**Texte cité:**
------------

"Route migratoire", le terme est désormais officiellement employé par la France. Vienne, Buchs (SG), Bâle, Mulhouse et Paris forment un axe emprunté désormais par des centaines de jeunes hommes, des Afghans pour la plupart, avec l'espoir de rejoindre le Royaume-Uni.
D'une trentaine par mois, les arrivées illégales sont passées à une trentaine par jour, avec comme point chaud la petite ville de Buchs (SG), à la frontière austro-suisse, et plus précisément la gare, où arrivent les trains de nuit en provenance d'Autriche (lire encadré).
Des voyages organisés
La Police aux frontières française, les douanes suisses et le Secrétariat d'Etat aux migrations (SEM), ainsi que la police autrichienne, se sont réunis le 27 janvier dernier. Cette rencontre avait pour but d'identifier les modes opératoires qui encadrent l'arrivée de ces migrants.

------------

Une série d'entrées:

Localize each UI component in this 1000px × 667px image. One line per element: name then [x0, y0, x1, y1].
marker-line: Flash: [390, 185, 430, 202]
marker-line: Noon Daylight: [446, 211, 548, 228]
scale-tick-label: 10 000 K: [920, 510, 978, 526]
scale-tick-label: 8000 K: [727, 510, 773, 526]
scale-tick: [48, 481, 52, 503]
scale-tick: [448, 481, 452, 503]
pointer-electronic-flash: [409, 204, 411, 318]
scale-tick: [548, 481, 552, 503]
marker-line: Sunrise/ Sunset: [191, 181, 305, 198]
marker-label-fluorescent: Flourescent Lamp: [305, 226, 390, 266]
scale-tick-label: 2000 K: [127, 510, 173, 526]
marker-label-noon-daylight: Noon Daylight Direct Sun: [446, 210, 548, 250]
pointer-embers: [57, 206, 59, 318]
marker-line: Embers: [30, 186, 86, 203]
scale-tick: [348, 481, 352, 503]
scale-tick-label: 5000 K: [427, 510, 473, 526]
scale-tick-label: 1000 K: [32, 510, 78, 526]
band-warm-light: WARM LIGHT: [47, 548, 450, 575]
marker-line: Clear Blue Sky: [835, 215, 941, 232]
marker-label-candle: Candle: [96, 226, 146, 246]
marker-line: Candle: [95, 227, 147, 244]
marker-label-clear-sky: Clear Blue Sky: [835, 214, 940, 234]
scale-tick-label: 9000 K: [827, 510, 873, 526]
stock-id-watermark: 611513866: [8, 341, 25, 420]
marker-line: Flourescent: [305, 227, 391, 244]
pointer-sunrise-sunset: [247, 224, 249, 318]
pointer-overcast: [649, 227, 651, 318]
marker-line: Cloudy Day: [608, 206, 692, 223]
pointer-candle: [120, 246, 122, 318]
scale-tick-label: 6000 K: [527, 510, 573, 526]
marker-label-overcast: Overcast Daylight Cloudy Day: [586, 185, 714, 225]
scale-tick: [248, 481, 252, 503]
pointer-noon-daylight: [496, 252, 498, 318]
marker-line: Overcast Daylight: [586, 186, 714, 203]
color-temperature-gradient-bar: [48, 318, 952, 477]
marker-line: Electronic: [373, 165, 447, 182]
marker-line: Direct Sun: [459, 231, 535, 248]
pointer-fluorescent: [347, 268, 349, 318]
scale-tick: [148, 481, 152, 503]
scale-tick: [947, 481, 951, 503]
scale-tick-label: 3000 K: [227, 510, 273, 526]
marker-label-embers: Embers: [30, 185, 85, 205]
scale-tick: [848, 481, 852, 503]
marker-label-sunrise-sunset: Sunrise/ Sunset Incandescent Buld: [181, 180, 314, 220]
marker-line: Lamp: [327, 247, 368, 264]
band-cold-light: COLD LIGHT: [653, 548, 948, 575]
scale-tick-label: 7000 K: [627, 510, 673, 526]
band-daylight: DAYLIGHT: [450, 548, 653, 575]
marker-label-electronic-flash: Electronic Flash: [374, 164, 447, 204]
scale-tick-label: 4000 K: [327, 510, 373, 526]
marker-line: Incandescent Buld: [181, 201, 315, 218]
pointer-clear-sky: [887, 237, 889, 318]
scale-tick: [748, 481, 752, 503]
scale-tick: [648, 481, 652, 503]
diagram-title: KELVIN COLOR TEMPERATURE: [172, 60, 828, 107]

------------

**Exercice proposé A:**
Traduisez en anglais la phrase suivante du texte sur la route migratoire : « Cette rencontre avait pour but d'identifier les modes opératoires qui encadrent l'arrivée de ces migrants. »
**Exercice proposé B:**
Recopiez à l'identique le passage du texte sur la route migratoire qui s'ouvre sur les mots contenant « D'une trentaine par » et se termine par « d'Autriche (lire encadré). ».

**Corrigé A:**
The purpose of this meeting was to identify the methods of operation that frame the arrival of these migrants.

**Corrigé B:**
D'une trentaine par mois, les arrivées illégales sont passées à une trentaine par jour, avec comme point chaud la petite ville de Buchs (SG), à la frontière austro-suisse, et plus précisément la gare, où arrivent les trains de nuit en provenance d'Autriche (lire encadré).